» STATED PROBLEM:
Report how many lines contain "decision"; state the number and nothing else.
####
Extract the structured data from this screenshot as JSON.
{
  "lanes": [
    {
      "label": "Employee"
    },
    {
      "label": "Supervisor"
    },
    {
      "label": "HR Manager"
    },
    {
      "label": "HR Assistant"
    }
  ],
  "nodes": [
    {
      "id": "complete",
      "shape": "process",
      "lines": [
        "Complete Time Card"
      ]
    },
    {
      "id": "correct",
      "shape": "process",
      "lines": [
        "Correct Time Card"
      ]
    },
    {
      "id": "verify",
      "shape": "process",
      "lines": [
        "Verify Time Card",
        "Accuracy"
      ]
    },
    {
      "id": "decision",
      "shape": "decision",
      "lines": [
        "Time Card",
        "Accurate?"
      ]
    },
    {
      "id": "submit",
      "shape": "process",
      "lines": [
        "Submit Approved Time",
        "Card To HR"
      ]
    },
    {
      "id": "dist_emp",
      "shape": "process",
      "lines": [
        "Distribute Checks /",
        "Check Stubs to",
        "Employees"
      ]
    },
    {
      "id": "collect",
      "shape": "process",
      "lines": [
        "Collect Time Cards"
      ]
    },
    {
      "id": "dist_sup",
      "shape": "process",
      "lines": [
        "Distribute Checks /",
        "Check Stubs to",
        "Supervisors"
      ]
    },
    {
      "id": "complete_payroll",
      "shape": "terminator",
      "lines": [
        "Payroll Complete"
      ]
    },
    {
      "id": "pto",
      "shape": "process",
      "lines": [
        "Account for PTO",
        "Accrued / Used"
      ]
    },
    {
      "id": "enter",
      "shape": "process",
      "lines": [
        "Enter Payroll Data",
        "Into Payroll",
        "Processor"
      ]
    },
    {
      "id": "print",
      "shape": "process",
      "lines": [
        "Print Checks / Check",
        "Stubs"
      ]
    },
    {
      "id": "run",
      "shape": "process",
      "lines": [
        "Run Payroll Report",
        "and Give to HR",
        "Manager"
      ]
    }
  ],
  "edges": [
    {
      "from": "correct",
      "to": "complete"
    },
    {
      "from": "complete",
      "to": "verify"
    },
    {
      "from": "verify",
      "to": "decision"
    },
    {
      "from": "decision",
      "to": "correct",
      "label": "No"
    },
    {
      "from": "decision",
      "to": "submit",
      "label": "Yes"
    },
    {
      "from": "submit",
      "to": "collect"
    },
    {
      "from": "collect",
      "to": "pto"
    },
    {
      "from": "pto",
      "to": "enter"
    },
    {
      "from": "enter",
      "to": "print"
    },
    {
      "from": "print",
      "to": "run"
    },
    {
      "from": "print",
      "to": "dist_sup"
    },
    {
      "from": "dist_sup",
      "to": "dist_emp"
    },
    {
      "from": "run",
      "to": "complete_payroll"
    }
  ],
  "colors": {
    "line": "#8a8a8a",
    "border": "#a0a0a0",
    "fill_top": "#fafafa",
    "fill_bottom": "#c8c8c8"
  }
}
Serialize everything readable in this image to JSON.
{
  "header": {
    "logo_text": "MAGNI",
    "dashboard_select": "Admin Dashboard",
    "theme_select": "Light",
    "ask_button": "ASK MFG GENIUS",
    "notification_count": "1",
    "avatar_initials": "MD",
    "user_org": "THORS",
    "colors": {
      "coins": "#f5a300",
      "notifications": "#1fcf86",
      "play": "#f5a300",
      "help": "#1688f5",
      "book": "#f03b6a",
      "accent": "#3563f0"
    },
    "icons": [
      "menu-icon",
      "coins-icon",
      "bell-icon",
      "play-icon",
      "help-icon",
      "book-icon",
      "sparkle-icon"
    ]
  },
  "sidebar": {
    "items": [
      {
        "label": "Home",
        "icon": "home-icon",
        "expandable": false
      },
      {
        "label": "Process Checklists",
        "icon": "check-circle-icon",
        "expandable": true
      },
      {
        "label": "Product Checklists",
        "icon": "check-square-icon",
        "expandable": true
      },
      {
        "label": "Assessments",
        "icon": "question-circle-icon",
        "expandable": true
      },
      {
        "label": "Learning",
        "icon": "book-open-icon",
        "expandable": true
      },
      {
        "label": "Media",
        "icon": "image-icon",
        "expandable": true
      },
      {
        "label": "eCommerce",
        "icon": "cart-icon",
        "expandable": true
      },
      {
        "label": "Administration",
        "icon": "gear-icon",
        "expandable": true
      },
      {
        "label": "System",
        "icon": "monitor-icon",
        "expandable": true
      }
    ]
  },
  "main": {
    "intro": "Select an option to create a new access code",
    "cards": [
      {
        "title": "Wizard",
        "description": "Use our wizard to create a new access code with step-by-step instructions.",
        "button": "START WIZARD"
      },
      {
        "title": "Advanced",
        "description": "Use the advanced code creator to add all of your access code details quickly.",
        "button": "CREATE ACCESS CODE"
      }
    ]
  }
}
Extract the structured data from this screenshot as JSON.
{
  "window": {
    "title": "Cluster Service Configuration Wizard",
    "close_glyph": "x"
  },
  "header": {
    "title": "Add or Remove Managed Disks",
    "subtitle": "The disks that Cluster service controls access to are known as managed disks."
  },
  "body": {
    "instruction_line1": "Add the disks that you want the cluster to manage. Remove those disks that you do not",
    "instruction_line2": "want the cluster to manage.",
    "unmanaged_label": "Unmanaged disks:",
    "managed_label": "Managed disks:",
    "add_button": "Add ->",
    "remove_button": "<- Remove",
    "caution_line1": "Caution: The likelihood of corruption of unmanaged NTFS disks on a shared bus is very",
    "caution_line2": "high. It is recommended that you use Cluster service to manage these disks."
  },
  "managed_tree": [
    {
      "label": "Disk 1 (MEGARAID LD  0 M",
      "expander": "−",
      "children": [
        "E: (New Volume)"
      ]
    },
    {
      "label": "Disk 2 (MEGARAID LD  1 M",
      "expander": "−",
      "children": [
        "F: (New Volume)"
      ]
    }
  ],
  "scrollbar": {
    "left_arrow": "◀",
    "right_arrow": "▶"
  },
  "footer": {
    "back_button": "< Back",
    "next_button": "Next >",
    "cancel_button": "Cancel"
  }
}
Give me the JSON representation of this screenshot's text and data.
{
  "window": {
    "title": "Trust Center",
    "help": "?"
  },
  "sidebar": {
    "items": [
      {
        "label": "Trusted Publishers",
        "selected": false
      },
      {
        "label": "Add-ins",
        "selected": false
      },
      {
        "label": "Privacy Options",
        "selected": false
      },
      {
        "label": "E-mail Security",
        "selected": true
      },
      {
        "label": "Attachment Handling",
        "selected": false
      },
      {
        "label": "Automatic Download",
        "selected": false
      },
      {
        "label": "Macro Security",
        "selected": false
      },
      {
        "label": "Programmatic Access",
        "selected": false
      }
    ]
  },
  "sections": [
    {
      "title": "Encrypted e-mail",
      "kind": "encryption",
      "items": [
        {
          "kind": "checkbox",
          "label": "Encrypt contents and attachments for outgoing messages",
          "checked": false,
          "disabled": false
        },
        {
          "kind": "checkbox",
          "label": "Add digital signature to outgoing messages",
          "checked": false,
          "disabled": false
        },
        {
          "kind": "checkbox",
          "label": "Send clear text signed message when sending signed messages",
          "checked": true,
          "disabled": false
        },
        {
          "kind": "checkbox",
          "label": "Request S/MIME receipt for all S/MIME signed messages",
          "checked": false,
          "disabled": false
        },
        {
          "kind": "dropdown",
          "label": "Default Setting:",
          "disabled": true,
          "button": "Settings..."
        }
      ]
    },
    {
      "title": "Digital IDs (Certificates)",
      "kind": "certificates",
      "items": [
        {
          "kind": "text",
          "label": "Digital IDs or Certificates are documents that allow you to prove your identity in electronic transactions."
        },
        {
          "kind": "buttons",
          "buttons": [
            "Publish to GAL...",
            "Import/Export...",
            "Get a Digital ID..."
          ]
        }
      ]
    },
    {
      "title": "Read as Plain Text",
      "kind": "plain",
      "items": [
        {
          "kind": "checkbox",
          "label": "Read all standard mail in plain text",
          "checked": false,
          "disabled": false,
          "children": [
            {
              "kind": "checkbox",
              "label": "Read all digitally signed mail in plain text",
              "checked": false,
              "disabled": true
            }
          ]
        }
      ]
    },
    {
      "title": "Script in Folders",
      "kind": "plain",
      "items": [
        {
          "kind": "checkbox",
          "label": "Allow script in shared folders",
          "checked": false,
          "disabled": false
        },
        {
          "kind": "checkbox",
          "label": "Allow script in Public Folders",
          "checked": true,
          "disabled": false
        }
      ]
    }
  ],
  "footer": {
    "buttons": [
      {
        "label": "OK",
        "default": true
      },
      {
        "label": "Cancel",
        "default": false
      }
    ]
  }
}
####
» RESULT FOR THIS EXERCISE:
5